Input material:
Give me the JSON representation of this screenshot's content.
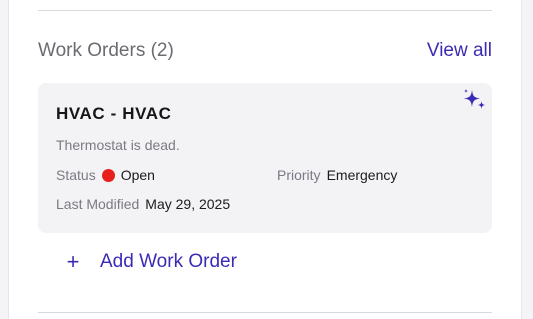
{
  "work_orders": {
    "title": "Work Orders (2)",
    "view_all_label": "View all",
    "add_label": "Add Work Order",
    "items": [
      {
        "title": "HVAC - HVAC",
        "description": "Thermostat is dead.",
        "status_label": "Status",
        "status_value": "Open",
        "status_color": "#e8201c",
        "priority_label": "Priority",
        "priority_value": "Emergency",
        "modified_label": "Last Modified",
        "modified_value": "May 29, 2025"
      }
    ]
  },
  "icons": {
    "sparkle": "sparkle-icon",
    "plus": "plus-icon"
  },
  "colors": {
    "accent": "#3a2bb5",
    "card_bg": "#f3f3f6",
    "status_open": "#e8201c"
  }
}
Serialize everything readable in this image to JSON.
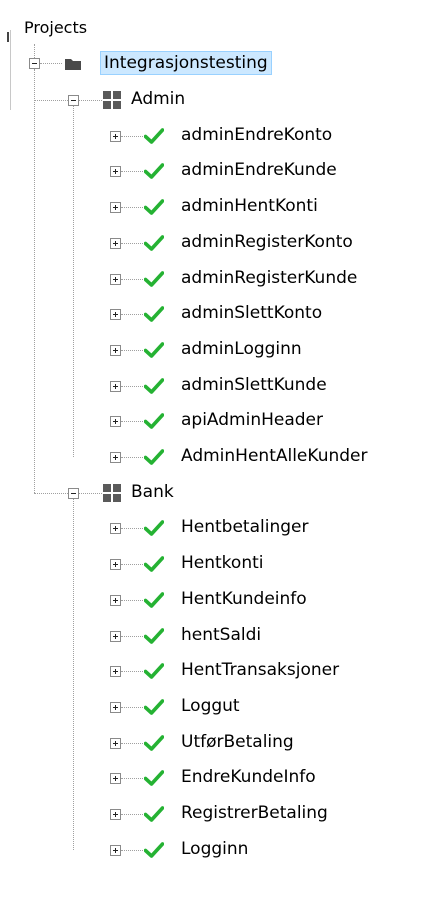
...
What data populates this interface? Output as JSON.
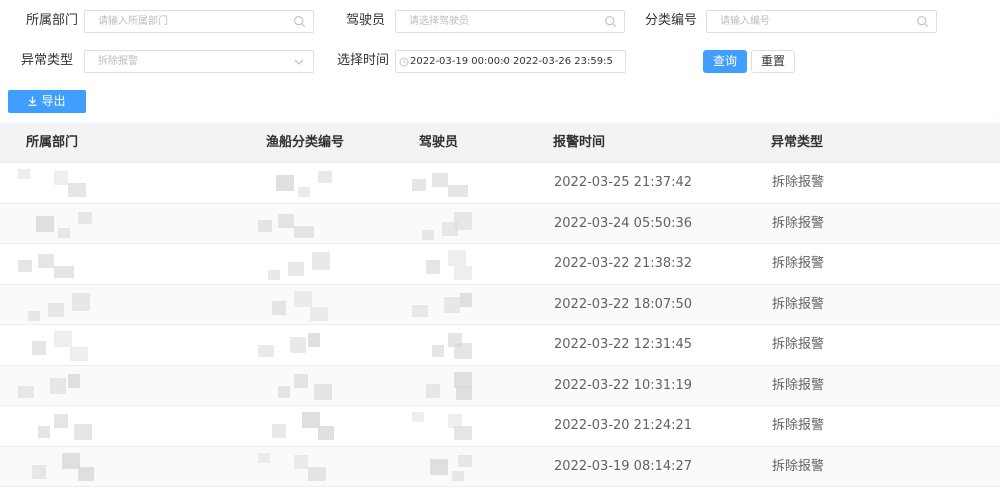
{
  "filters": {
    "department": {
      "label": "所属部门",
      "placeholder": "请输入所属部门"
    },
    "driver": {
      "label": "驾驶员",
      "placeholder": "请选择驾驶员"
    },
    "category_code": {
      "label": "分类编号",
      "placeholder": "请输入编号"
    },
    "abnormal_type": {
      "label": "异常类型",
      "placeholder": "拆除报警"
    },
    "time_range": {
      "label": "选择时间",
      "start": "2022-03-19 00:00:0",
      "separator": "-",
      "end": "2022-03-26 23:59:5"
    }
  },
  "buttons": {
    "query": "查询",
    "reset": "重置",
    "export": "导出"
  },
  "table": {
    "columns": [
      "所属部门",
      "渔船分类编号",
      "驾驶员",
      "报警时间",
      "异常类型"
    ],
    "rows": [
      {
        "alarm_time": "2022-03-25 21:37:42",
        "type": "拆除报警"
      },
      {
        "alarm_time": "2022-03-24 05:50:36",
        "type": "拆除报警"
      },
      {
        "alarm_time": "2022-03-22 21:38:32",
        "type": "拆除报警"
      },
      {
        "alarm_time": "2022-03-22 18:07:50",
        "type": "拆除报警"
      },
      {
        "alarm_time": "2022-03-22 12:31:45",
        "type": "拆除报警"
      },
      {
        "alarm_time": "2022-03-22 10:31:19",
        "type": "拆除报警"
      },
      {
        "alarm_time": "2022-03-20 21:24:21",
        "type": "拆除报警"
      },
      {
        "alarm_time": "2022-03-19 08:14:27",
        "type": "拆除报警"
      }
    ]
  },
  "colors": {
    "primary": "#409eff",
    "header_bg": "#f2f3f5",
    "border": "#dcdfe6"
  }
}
* * *
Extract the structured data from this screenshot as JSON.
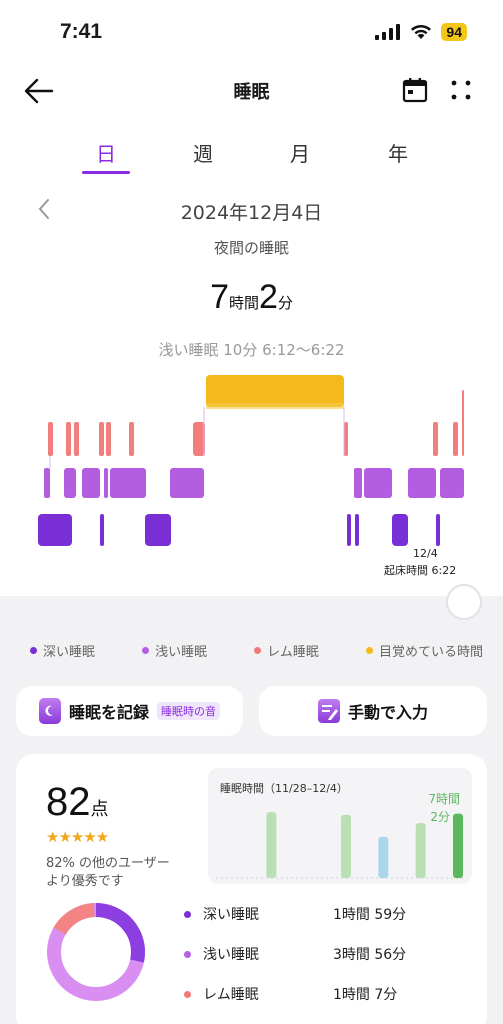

Aim: Starting at the line that contains "Give me the" and ending at the line that contains "Serialize everything readable", give the lines again exactly. Do not include the pictures.

Exercise response:
Give me the JSON representation of this screenshot's content.
{
  "work_orders": {
    "title": "Work Orders (2)",
    "view_all_label": "View all",
    "add_label": "Add Work Order",
    "items": [
      {
        "title": "HVAC - HVAC",
        "description": "Thermostat is dead.",
        "status_label": "Status",
        "status_value": "Open",
        "status_color": "#e8201c",
        "priority_label": "Priority",
        "priority_value": "Emergency",
        "modified_label": "Last Modified",
        "modified_value": "May 29, 2025"
      }
    ]
  },
  "icons": {
    "sparkle": "sparkle-icon",
    "plus": "plus-icon"
  },
  "colors": {
    "accent": "#3a2bb5",
    "card_bg": "#f3f3f6",
    "status_open": "#e8201c"
  }
}
Serialize everything readable in this image to JSON.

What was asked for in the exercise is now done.